- GOAL:
Give every line below again, exactly.

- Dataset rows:
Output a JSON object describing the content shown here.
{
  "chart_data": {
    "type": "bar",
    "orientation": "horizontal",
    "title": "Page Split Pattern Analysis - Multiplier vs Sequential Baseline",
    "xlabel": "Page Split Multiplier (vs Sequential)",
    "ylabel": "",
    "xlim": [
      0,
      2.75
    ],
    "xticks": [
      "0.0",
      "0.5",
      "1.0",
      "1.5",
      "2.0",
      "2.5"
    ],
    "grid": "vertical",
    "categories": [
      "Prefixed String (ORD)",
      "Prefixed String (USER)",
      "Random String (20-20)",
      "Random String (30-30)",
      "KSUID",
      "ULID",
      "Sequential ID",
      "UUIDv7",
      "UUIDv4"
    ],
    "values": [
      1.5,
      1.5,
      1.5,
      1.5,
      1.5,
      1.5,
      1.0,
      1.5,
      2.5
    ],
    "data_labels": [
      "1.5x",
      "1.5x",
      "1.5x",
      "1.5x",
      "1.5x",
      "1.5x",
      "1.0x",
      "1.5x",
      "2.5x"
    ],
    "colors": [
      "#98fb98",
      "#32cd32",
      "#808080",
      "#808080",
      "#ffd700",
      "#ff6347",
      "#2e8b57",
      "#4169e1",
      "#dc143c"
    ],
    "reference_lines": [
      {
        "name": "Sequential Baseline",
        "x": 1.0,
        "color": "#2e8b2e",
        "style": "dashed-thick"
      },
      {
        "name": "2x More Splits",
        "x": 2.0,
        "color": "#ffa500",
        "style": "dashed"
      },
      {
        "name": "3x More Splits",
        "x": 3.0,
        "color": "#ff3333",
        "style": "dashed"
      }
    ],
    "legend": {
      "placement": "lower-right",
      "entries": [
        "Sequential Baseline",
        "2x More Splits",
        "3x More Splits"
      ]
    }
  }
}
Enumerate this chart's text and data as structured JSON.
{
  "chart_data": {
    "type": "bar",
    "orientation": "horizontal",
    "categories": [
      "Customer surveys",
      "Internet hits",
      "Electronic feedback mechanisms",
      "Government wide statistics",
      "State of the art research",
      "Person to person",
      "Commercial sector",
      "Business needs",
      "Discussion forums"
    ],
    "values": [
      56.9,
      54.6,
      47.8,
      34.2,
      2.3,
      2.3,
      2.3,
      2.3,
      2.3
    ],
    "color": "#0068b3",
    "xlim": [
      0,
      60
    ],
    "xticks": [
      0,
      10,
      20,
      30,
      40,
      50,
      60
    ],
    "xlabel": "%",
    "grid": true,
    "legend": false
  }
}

- REPLY:
Output a JSON object describing the content shown here.
{
  "chart_data": {
    "type": "bar",
    "orientation": "horizontal",
    "title": "Page Split Pattern Analysis - Multiplier vs Sequential Baseline",
    "xlabel": "Page Split Multiplier (vs Sequential)",
    "ylabel": "",
    "xlim": [
      0,
      2.75
    ],
    "xticks": [
      "0.0",
      "0.5",
      "1.0",
      "1.5",
      "2.0",
      "2.5"
    ],
    "grid": "vertical",
    "categories": [
      "Prefixed String (ORD)",
      "Prefixed String (USER)",
      "Random String (20-20)",
      "Random String (30-30)",
      "KSUID",
      "ULID",
      "Sequential ID",
      "UUIDv7",
      "UUIDv4"
    ],
    "values": [
      1.5,
      1.5,
      1.5,
      1.5,
      1.5,
      1.5,
      1.0,
      1.5,
      2.5
    ],
    "data_labels": [
      "1.5x",
      "1.5x",
      "1.5x",
      "1.5x",
      "1.5x",
      "1.5x",
      "1.0x",
      "1.5x",
      "2.5x"
    ],
    "colors": [
      "#98fb98",
      "#32cd32",
      "#808080",
      "#808080",
      "#ffd700",
      "#ff6347",
      "#2e8b57",
      "#4169e1",
      "#dc143c"
    ],
    "reference_lines": [
      {
        "name": "Sequential Baseline",
        "x": 1.0,
        "color": "#2e8b2e",
        "style": "dashed-thick"
      },
      {
        "name": "2x More Splits",
        "x": 2.0,
        "color": "#ffa500",
        "style": "dashed"
      },
      {
        "name": "3x More Splits",
        "x": 3.0,
        "color": "#ff3333",
        "style": "dashed"
      }
    ],
    "legend": {
      "placement": "lower-right",
      "entries": [
        "Sequential Baseline",
        "2x More Splits",
        "3x More Splits"
      ]
    }
  }
}
Enumerate this chart's text and data as structured JSON.
{
  "chart_data": {
    "type": "bar",
    "orientation": "horizontal",
    "categories": [
      "Customer surveys",
      "Internet hits",
      "Electronic feedback mechanisms",
      "Government wide statistics",
      "State of the art research",
      "Person to person",
      "Commercial sector",
      "Business needs",
      "Discussion forums"
    ],
    "values": [
      56.9,
      54.6,
      47.8,
      34.2,
      2.3,
      2.3,
      2.3,
      2.3,
      2.3
    ],
    "color": "#0068b3",
    "xlim": [
      0,
      60
    ],
    "xticks": [
      0,
      10,
      20,
      30,
      40,
      50,
      60
    ],
    "xlabel": "%",
    "grid": true,
    "legend": false
  }
}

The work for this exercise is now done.